Quote the records below word for word, line by line, without changing anything.
[start DATA IN THIS EXERCISE]
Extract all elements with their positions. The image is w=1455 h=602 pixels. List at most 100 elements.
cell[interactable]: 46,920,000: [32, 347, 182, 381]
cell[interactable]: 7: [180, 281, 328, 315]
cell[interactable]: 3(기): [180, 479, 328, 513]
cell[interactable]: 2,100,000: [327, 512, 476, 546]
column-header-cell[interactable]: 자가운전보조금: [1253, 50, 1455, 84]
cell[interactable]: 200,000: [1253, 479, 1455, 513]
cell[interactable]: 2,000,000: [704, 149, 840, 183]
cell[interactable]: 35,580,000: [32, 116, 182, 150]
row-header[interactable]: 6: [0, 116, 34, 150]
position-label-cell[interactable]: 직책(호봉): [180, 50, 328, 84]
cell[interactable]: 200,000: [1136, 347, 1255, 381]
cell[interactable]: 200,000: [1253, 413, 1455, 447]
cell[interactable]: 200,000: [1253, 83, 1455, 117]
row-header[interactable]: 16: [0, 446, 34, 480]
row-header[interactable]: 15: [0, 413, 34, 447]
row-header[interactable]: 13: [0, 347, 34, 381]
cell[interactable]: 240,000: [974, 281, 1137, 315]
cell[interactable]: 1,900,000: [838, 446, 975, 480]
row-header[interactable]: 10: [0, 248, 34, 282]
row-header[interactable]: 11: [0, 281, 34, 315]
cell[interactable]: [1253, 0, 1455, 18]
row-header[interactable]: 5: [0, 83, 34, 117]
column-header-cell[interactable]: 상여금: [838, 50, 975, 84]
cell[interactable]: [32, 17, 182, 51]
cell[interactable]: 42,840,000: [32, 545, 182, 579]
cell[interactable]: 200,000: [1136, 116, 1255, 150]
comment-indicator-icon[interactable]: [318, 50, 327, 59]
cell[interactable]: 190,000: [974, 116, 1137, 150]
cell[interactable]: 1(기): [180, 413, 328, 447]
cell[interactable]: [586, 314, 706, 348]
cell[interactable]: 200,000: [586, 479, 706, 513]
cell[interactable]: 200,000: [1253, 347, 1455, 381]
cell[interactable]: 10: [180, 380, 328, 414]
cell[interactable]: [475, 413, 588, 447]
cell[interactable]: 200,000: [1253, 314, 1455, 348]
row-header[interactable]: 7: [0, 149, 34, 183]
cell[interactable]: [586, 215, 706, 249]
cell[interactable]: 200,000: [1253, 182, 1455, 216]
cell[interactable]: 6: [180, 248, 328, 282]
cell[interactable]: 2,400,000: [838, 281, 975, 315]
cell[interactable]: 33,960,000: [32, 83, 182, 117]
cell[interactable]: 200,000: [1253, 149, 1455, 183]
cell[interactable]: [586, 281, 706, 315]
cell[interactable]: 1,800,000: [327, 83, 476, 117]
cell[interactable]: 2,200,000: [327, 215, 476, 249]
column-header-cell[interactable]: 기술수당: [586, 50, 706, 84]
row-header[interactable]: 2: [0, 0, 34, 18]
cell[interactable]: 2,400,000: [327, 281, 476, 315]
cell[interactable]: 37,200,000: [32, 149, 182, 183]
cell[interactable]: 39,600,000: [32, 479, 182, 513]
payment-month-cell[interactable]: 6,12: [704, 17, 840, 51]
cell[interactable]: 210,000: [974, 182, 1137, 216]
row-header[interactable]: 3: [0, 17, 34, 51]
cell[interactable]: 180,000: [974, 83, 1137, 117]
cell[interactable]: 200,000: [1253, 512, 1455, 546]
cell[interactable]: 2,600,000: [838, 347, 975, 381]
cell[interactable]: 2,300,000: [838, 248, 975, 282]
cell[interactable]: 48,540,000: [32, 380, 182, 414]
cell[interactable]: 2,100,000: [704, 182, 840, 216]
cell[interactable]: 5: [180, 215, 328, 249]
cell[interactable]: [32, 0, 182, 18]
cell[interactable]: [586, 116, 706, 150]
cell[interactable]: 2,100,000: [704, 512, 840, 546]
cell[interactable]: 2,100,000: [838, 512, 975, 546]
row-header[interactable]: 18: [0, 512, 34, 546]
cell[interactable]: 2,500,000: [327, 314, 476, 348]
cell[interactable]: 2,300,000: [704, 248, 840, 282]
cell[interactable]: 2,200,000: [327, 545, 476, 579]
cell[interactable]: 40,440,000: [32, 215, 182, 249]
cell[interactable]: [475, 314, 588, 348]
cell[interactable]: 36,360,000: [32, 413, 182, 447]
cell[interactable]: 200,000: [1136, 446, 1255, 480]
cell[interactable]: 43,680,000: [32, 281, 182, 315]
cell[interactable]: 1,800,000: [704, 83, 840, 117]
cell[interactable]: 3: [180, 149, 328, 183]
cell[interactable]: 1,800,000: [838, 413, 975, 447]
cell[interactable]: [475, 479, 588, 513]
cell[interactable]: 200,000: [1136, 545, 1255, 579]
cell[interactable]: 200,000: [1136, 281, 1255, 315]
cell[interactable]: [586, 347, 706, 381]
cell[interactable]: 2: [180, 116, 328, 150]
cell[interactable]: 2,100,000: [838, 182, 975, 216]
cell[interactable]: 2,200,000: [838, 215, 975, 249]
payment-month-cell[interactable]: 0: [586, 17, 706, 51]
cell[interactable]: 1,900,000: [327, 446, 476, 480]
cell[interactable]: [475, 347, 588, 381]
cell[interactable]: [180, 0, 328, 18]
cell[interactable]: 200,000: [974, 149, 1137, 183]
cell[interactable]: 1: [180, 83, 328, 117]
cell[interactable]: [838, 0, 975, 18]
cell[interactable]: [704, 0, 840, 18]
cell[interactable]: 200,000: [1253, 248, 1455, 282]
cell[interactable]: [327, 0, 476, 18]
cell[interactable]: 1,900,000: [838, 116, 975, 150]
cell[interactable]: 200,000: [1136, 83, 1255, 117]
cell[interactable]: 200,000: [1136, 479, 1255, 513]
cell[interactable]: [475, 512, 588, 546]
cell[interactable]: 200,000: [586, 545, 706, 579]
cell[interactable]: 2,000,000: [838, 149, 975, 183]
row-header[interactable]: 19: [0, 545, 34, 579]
[end DATA IN THIS EXERCISE]
» RESPONSE TO THE TASK
Extract all elements with their positions. The image is w=1455 h=602 pixels. List at most 100 elements.
cell[interactable]: 46,920,000: [32, 347, 182, 381]
cell[interactable]: 7: [180, 281, 328, 315]
cell[interactable]: 3(기): [180, 479, 328, 513]
cell[interactable]: 2,100,000: [327, 512, 476, 546]
column-header-cell[interactable]: 자가운전보조금: [1253, 50, 1455, 84]
cell[interactable]: 200,000: [1253, 479, 1455, 513]
cell[interactable]: 2,000,000: [704, 149, 840, 183]
cell[interactable]: 35,580,000: [32, 116, 182, 150]
row-header[interactable]: 6: [0, 116, 34, 150]
position-label-cell[interactable]: 직책(호봉): [180, 50, 328, 84]
cell[interactable]: 200,000: [1136, 347, 1255, 381]
cell[interactable]: 200,000: [1253, 413, 1455, 447]
cell[interactable]: 200,000: [1253, 83, 1455, 117]
row-header[interactable]: 16: [0, 446, 34, 480]
row-header[interactable]: 15: [0, 413, 34, 447]
row-header[interactable]: 13: [0, 347, 34, 381]
cell[interactable]: 240,000: [974, 281, 1137, 315]
cell[interactable]: 1,900,000: [838, 446, 975, 480]
row-header[interactable]: 10: [0, 248, 34, 282]
row-header[interactable]: 11: [0, 281, 34, 315]
cell[interactable]: [1253, 0, 1455, 18]
row-header[interactable]: 5: [0, 83, 34, 117]
column-header-cell[interactable]: 상여금: [838, 50, 975, 84]
cell[interactable]: [32, 17, 182, 51]
cell[interactable]: 42,840,000: [32, 545, 182, 579]
cell[interactable]: 200,000: [1136, 116, 1255, 150]
comment-indicator-icon[interactable]: [318, 50, 327, 59]
cell[interactable]: 190,000: [974, 116, 1137, 150]
cell[interactable]: 1(기): [180, 413, 328, 447]
cell[interactable]: [586, 314, 706, 348]
cell[interactable]: 200,000: [586, 479, 706, 513]
cell[interactable]: 200,000: [1253, 347, 1455, 381]
cell[interactable]: 10: [180, 380, 328, 414]
cell[interactable]: [475, 413, 588, 447]
cell[interactable]: 200,000: [1253, 314, 1455, 348]
row-header[interactable]: 7: [0, 149, 34, 183]
cell[interactable]: [586, 215, 706, 249]
cell[interactable]: 200,000: [1253, 182, 1455, 216]
cell[interactable]: 6: [180, 248, 328, 282]
cell[interactable]: 2,400,000: [838, 281, 975, 315]
cell[interactable]: 33,960,000: [32, 83, 182, 117]
cell[interactable]: 200,000: [1253, 149, 1455, 183]
cell[interactable]: [586, 281, 706, 315]
cell[interactable]: 1,800,000: [327, 83, 476, 117]
cell[interactable]: 2,200,000: [327, 215, 476, 249]
column-header-cell[interactable]: 기술수당: [586, 50, 706, 84]
row-header[interactable]: 2: [0, 0, 34, 18]
cell[interactable]: 2,400,000: [327, 281, 476, 315]
cell[interactable]: 37,200,000: [32, 149, 182, 183]
cell[interactable]: 39,600,000: [32, 479, 182, 513]
payment-month-cell[interactable]: 6,12: [704, 17, 840, 51]
cell[interactable]: 210,000: [974, 182, 1137, 216]
row-header[interactable]: 3: [0, 17, 34, 51]
cell[interactable]: 180,000: [974, 83, 1137, 117]
cell[interactable]: 200,000: [1253, 512, 1455, 546]
cell[interactable]: 2,600,000: [838, 347, 975, 381]
cell[interactable]: 2,300,000: [838, 248, 975, 282]
cell[interactable]: 48,540,000: [32, 380, 182, 414]
cell[interactable]: 2,100,000: [704, 182, 840, 216]
cell[interactable]: 5: [180, 215, 328, 249]
cell[interactable]: [32, 0, 182, 18]
cell[interactable]: [586, 116, 706, 150]
cell[interactable]: 2,100,000: [704, 512, 840, 546]
cell[interactable]: 2,100,000: [838, 512, 975, 546]
row-header[interactable]: 18: [0, 512, 34, 546]
cell[interactable]: 2,500,000: [327, 314, 476, 348]
cell[interactable]: 2,300,000: [704, 248, 840, 282]
cell[interactable]: 2,200,000: [327, 545, 476, 579]
cell[interactable]: 40,440,000: [32, 215, 182, 249]
cell[interactable]: [475, 314, 588, 348]
cell[interactable]: 36,360,000: [32, 413, 182, 447]
cell[interactable]: 200,000: [1136, 446, 1255, 480]
cell[interactable]: 43,680,000: [32, 281, 182, 315]
cell[interactable]: 1,800,000: [704, 83, 840, 117]
cell[interactable]: 3: [180, 149, 328, 183]
cell[interactable]: 1,800,000: [838, 413, 975, 447]
cell[interactable]: [475, 479, 588, 513]
cell[interactable]: 200,000: [1136, 545, 1255, 579]
cell[interactable]: 200,000: [1136, 281, 1255, 315]
cell[interactable]: [586, 347, 706, 381]
cell[interactable]: 2: [180, 116, 328, 150]
cell[interactable]: 2,100,000: [838, 182, 975, 216]
cell[interactable]: 2,200,000: [838, 215, 975, 249]
payment-month-cell[interactable]: 0: [586, 17, 706, 51]
cell[interactable]: 1,900,000: [327, 446, 476, 480]
cell[interactable]: [475, 347, 588, 381]
cell[interactable]: [180, 0, 328, 18]
cell[interactable]: 200,000: [974, 149, 1137, 183]
cell[interactable]: 1: [180, 83, 328, 117]
cell[interactable]: [838, 0, 975, 18]
cell[interactable]: [704, 0, 840, 18]
cell[interactable]: 200,000: [1253, 248, 1455, 282]
cell[interactable]: [327, 0, 476, 18]
cell[interactable]: 1,900,000: [838, 116, 975, 150]
cell[interactable]: 200,000: [1136, 83, 1255, 117]
cell[interactable]: 200,000: [1136, 479, 1255, 513]
cell[interactable]: [475, 512, 588, 546]
cell[interactable]: 200,000: [586, 545, 706, 579]
cell[interactable]: 2,000,000: [838, 149, 975, 183]
row-header[interactable]: 19: [0, 545, 34, 579]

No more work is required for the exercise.